--- begin SOURCE RECORDS ---
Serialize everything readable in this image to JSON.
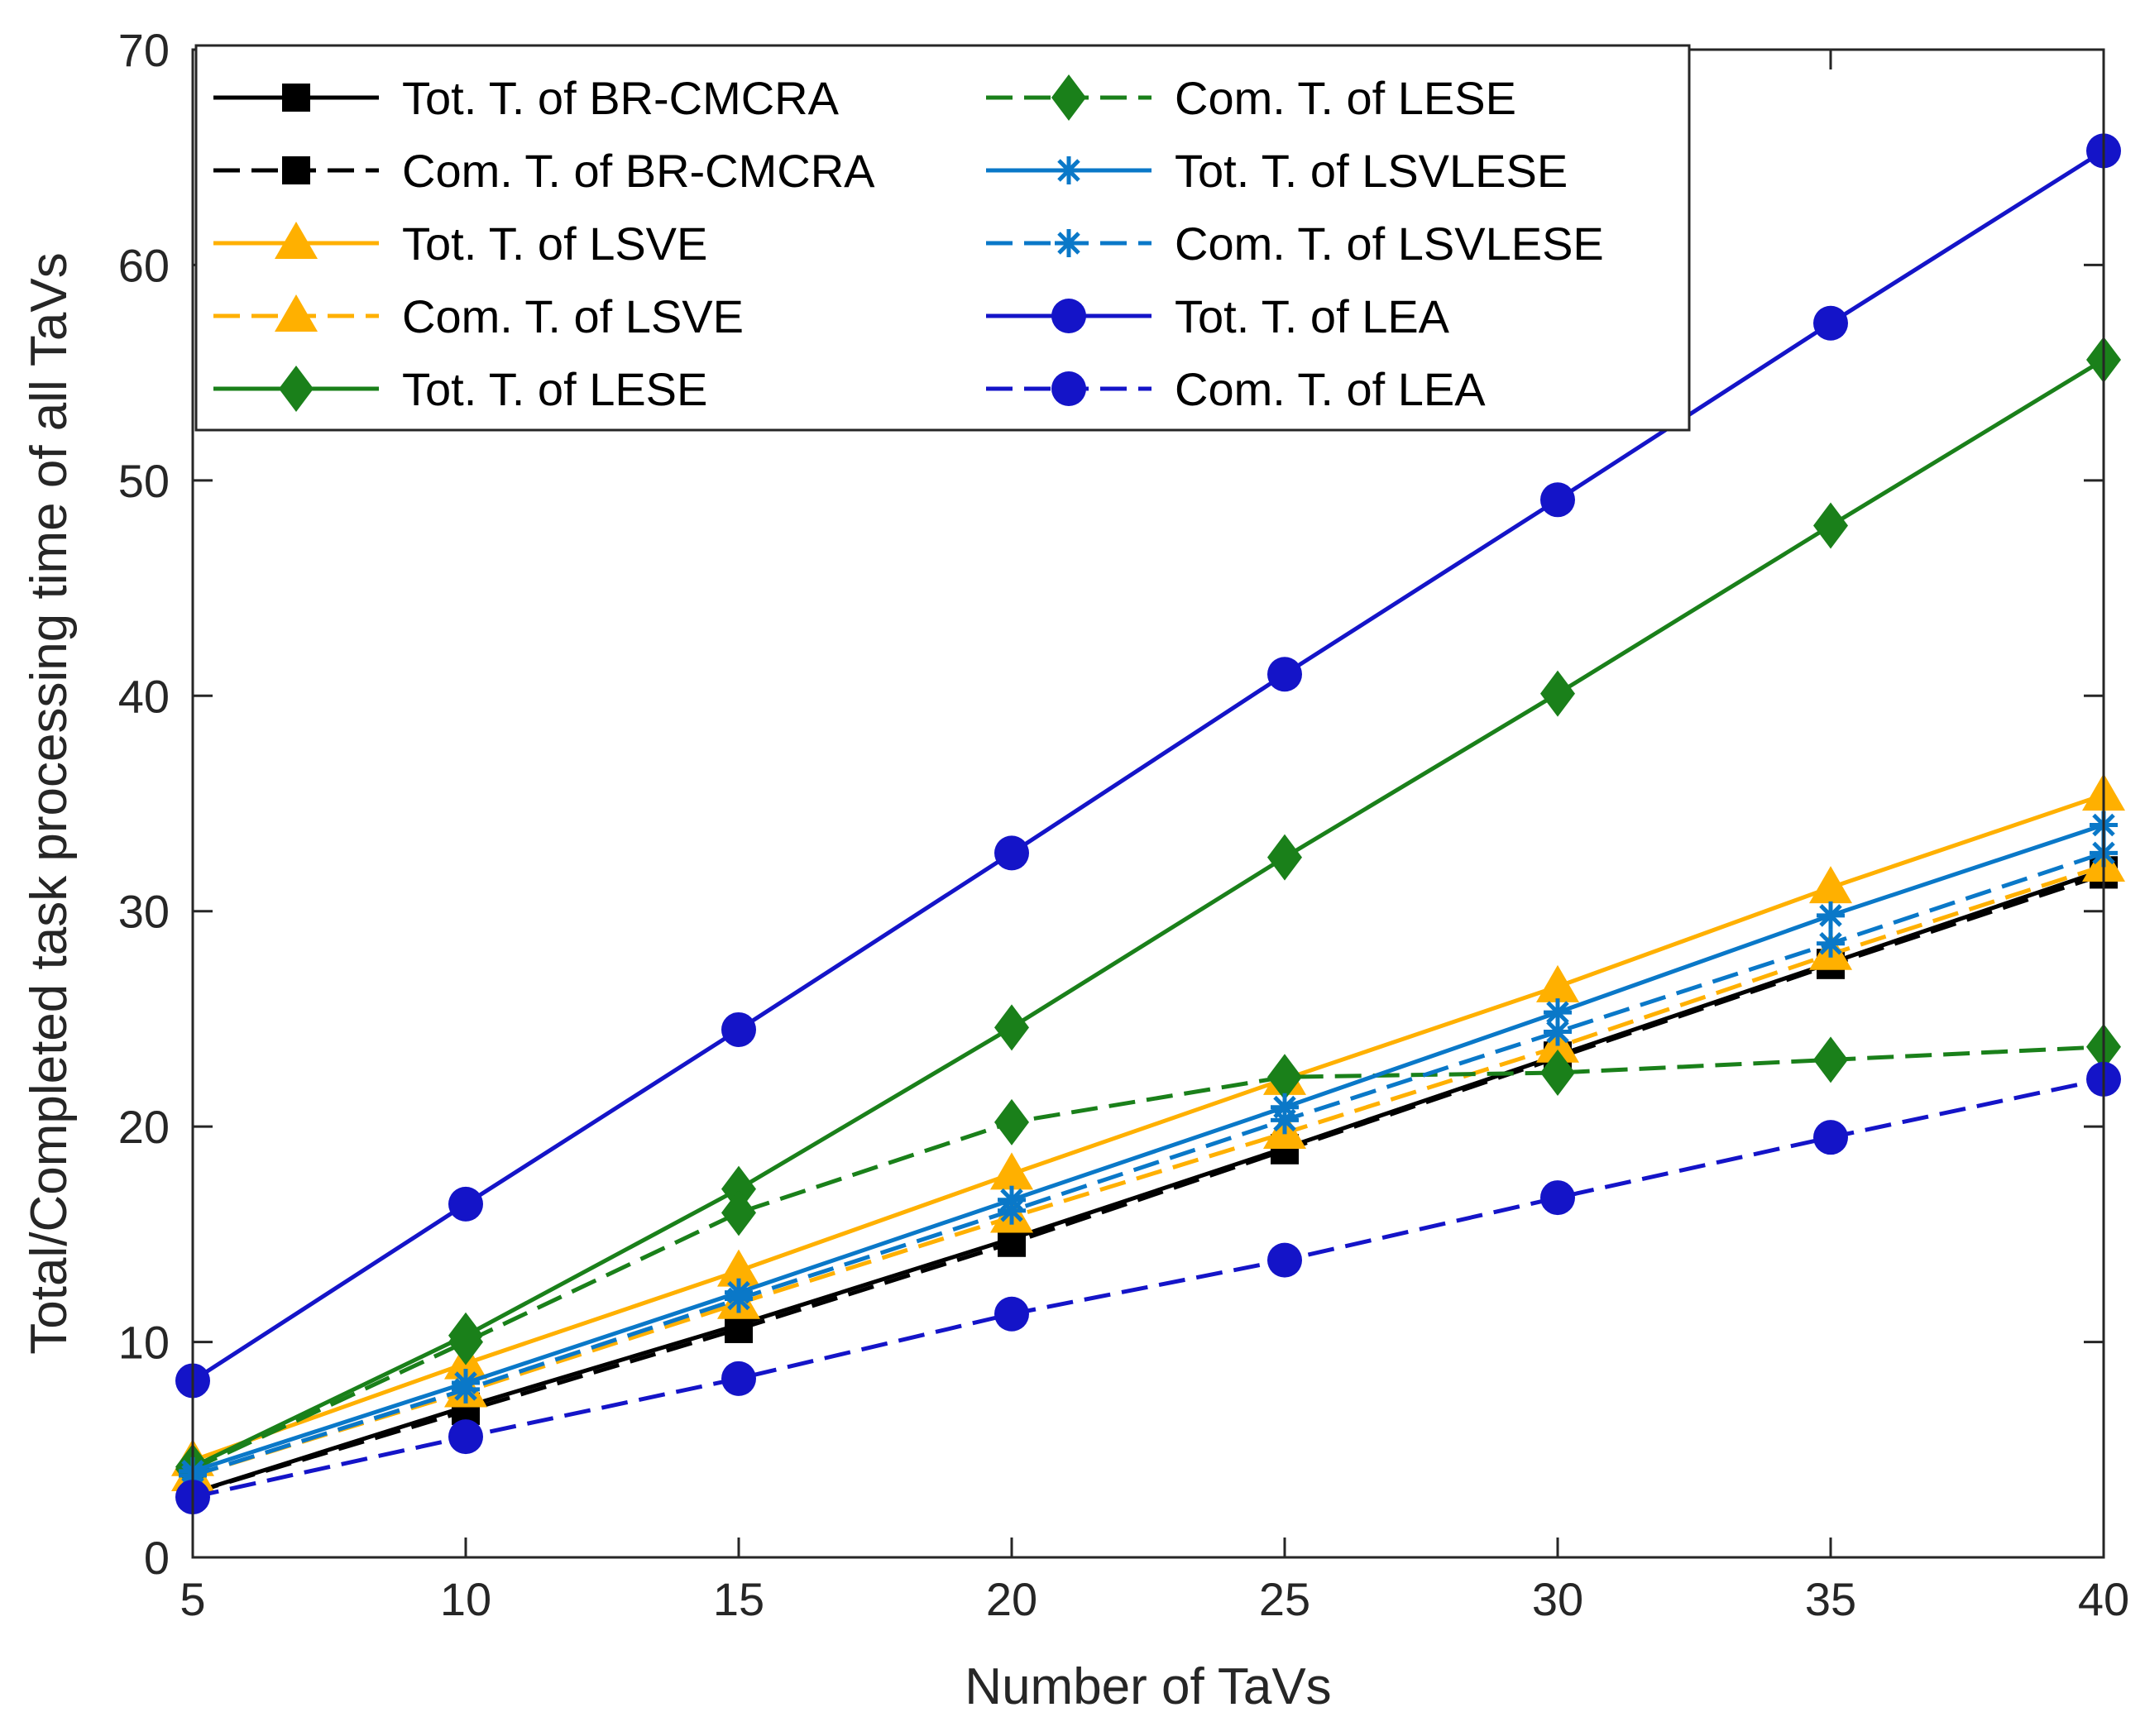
{
  "chart_data": {
    "type": "line",
    "title": "",
    "xlabel": "Number of TaVs",
    "ylabel": "Total/Completed task processing time of all TaVs",
    "xlim": [
      5,
      40
    ],
    "ylim": [
      0,
      70
    ],
    "xticks": [
      5,
      10,
      15,
      20,
      25,
      30,
      35,
      40
    ],
    "yticks": [
      0,
      10,
      20,
      30,
      40,
      50,
      60,
      70
    ],
    "grid": false,
    "legend_position": "top-left",
    "x": [
      5,
      10,
      15,
      20,
      25,
      30,
      35,
      40
    ],
    "series": [
      {
        "name": "Tot. T. of BR-CMCRA",
        "color": "#000000",
        "dash": "solid",
        "marker": "square",
        "values": [
          3.0,
          7.0,
          10.8,
          14.8,
          19.0,
          23.3,
          27.6,
          31.9
        ]
      },
      {
        "name": "Com. T. of BR-CMCRA",
        "color": "#000000",
        "dash": "dashed",
        "marker": "square",
        "values": [
          3.0,
          6.8,
          10.6,
          14.6,
          18.9,
          23.2,
          27.5,
          31.7
        ]
      },
      {
        "name": "Tot. T. of LSVE",
        "color": "#FFB000",
        "dash": "solid",
        "marker": "triangle",
        "values": [
          4.5,
          9.0,
          13.3,
          17.8,
          22.2,
          26.5,
          31.1,
          35.4
        ]
      },
      {
        "name": "Com. T. of LSVE",
        "color": "#FFB000",
        "dash": "dashed",
        "marker": "triangle",
        "values": [
          3.8,
          7.7,
          11.8,
          15.8,
          19.7,
          23.7,
          28.0,
          32.1
        ]
      },
      {
        "name": "Tot. T. of LESE",
        "color": "#1A801A",
        "dash": "solid",
        "marker": "diamond",
        "values": [
          4.2,
          10.3,
          17.1,
          24.6,
          32.5,
          40.1,
          47.9,
          55.6
        ]
      },
      {
        "name": "Com. T. of LESE",
        "color": "#1A801A",
        "dash": "dashed",
        "marker": "diamond",
        "values": [
          4.1,
          10.0,
          16.0,
          20.2,
          22.3,
          22.5,
          23.1,
          23.7
        ]
      },
      {
        "name": "Tot. T. of LSVLESE",
        "color": "#0A78C8",
        "dash": "solid",
        "marker": "asterisk",
        "values": [
          4.0,
          8.1,
          12.3,
          16.6,
          20.9,
          25.3,
          29.8,
          34.0
        ]
      },
      {
        "name": "Com. T. of LSVLESE",
        "color": "#0A78C8",
        "dash": "dashed",
        "marker": "asterisk",
        "values": [
          3.8,
          7.8,
          12.0,
          16.1,
          20.3,
          24.4,
          28.5,
          32.7
        ]
      },
      {
        "name": "Tot. T. of LEA",
        "color": "#1414C8",
        "dash": "solid",
        "marker": "circle",
        "values": [
          8.2,
          16.4,
          24.5,
          32.7,
          41.0,
          49.1,
          57.3,
          65.3
        ]
      },
      {
        "name": "Com. T. of LEA",
        "color": "#1414C8",
        "dash": "dashed",
        "marker": "circle",
        "values": [
          2.8,
          5.6,
          8.3,
          11.3,
          13.8,
          16.7,
          19.5,
          22.2
        ]
      }
    ]
  }
}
--- end SOURCE RECORDS ---
CHALLENGE – Copy every line in the records above that contains the word "TaVs".

EXPECTED ANSWER –
    "xlabel": "Number of TaVs",
    "ylabel": "Total/Completed task processing time of all TaVs",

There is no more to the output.